MATERIAL FOR THE TASK –
* START *

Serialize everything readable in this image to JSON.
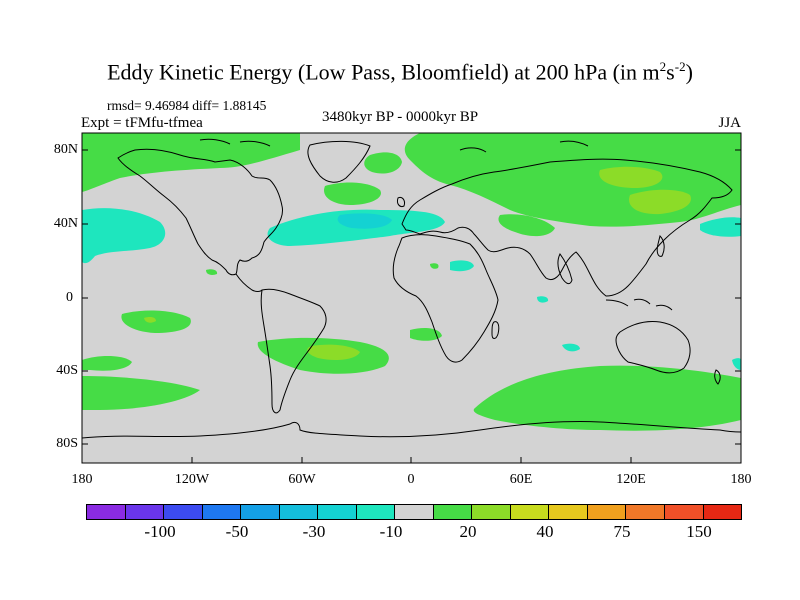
{
  "header": {
    "title_main": "Eddy Kinetic Energy (Low Pass, Bloomfield) at 200 hPa (in m",
    "title_sup1": "2",
    "title_mid": "s",
    "title_sup2": "-2",
    "title_end": ")",
    "stats": "rmsd= 9.46984 diff= 1.88145",
    "experiment": "Expt = tFMfu-tfmea",
    "period": "3480kyr BP - 0000kyr BP",
    "season": "JJA"
  },
  "map": {
    "lat_labels": [
      "80N",
      "40N",
      "0",
      "40S",
      "80S"
    ],
    "lon_labels": [
      "180",
      "120W",
      "60W",
      "0",
      "60E",
      "120E",
      "180"
    ],
    "background_color": "#d3d3d3",
    "coastline_color": "#000000"
  },
  "colorbar": {
    "colors": [
      "#8a2be2",
      "#6a35ea",
      "#3c4bf0",
      "#1e78f0",
      "#14a0e6",
      "#14bedc",
      "#14d2d2",
      "#1ee6be",
      "#d3d3d3",
      "#46dc46",
      "#8cdc28",
      "#c8dc1e",
      "#e6c81e",
      "#f0a01e",
      "#f07828",
      "#f05028",
      "#e62814"
    ],
    "labels": [
      "-100",
      "-50",
      "-30",
      "-10",
      "20",
      "40",
      "75",
      "150"
    ]
  }
}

* END *

JOB – Write out the records above exactly as they stand, leaving out every picture.

SOLUTION TO THIS PROBLEM –
Serialize everything readable in this image to JSON.
{
  "header": {
    "title_main": "Eddy Kinetic Energy (Low Pass, Bloomfield) at 200 hPa (in m",
    "title_sup1": "2",
    "title_mid": "s",
    "title_sup2": "-2",
    "title_end": ")",
    "stats": "rmsd= 9.46984 diff= 1.88145",
    "experiment": "Expt = tFMfu-tfmea",
    "period": "3480kyr BP - 0000kyr BP",
    "season": "JJA"
  },
  "map": {
    "lat_labels": [
      "80N",
      "40N",
      "0",
      "40S",
      "80S"
    ],
    "lon_labels": [
      "180",
      "120W",
      "60W",
      "0",
      "60E",
      "120E",
      "180"
    ],
    "background_color": "#d3d3d3",
    "coastline_color": "#000000"
  },
  "colorbar": {
    "colors": [
      "#8a2be2",
      "#6a35ea",
      "#3c4bf0",
      "#1e78f0",
      "#14a0e6",
      "#14bedc",
      "#14d2d2",
      "#1ee6be",
      "#d3d3d3",
      "#46dc46",
      "#8cdc28",
      "#c8dc1e",
      "#e6c81e",
      "#f0a01e",
      "#f07828",
      "#f05028",
      "#e62814"
    ],
    "labels": [
      "-100",
      "-50",
      "-30",
      "-10",
      "20",
      "40",
      "75",
      "150"
    ]
  }
}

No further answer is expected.